| Goal of the exercise |
Write out the material below again, unchanged.

[BEGIN Extracted material]

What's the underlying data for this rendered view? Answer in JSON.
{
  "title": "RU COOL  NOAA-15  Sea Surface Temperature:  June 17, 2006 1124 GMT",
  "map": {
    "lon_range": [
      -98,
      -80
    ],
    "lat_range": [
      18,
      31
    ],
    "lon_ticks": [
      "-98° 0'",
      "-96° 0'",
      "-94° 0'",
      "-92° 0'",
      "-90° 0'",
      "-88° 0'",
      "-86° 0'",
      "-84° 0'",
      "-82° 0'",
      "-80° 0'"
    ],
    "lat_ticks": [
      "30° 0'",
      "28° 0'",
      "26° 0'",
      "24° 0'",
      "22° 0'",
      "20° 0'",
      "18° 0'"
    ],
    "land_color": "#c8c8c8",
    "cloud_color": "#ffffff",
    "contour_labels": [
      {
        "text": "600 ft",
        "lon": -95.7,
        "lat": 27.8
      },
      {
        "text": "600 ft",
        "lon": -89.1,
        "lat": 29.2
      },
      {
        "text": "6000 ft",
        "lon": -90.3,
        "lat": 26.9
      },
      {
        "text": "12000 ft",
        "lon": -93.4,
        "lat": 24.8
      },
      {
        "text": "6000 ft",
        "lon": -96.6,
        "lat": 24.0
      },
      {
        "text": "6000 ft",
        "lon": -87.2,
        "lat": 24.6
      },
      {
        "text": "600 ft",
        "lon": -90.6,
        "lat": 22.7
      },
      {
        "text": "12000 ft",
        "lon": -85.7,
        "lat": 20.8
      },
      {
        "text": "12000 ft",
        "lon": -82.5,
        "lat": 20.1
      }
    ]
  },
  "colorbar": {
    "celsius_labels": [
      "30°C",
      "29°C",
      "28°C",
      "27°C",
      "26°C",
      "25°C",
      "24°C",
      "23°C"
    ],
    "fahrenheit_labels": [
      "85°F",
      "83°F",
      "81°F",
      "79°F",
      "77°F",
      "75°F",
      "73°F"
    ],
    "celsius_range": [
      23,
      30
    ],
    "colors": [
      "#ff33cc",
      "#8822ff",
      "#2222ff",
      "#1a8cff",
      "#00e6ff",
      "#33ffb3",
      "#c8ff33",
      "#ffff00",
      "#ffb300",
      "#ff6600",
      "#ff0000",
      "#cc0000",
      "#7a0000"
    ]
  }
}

[END Extracted material]

| Correct result |
What's the underlying data for this rendered view? Answer in JSON.
{
  "title": "RU COOL  NOAA-15  Sea Surface Temperature:  June 17, 2006 1124 GMT",
  "map": {
    "lon_range": [
      -98,
      -80
    ],
    "lat_range": [
      18,
      31
    ],
    "lon_ticks": [
      "-98° 0'",
      "-96° 0'",
      "-94° 0'",
      "-92° 0'",
      "-90° 0'",
      "-88° 0'",
      "-86° 0'",
      "-84° 0'",
      "-82° 0'",
      "-80° 0'"
    ],
    "lat_ticks": [
      "30° 0'",
      "28° 0'",
      "26° 0'",
      "24° 0'",
      "22° 0'",
      "20° 0'",
      "18° 0'"
    ],
    "land_color": "#c8c8c8",
    "cloud_color": "#ffffff",
    "contour_labels": [
      {
        "text": "600 ft",
        "lon": -95.7,
        "lat": 27.8
      },
      {
        "text": "600 ft",
        "lon": -89.1,
        "lat": 29.2
      },
      {
        "text": "6000 ft",
        "lon": -90.3,
        "lat": 26.9
      },
      {
        "text": "12000 ft",
        "lon": -93.4,
        "lat": 24.8
      },
      {
        "text": "6000 ft",
        "lon": -96.6,
        "lat": 24.0
      },
      {
        "text": "6000 ft",
        "lon": -87.2,
        "lat": 24.6
      },
      {
        "text": "600 ft",
        "lon": -90.6,
        "lat": 22.7
      },
      {
        "text": "12000 ft",
        "lon": -85.7,
        "lat": 20.8
      },
      {
        "text": "12000 ft",
        "lon": -82.5,
        "lat": 20.1
      }
    ]
  },
  "colorbar": {
    "celsius_labels": [
      "30°C",
      "29°C",
      "28°C",
      "27°C",
      "26°C",
      "25°C",
      "24°C",
      "23°C"
    ],
    "fahrenheit_labels": [
      "85°F",
      "83°F",
      "81°F",
      "79°F",
      "77°F",
      "75°F",
      "73°F"
    ],
    "celsius_range": [
      23,
      30
    ],
    "colors": [
      "#ff33cc",
      "#8822ff",
      "#2222ff",
      "#1a8cff",
      "#00e6ff",
      "#33ffb3",
      "#c8ff33",
      "#ffff00",
      "#ffb300",
      "#ff6600",
      "#ff0000",
      "#cc0000",
      "#7a0000"
    ]
  }
}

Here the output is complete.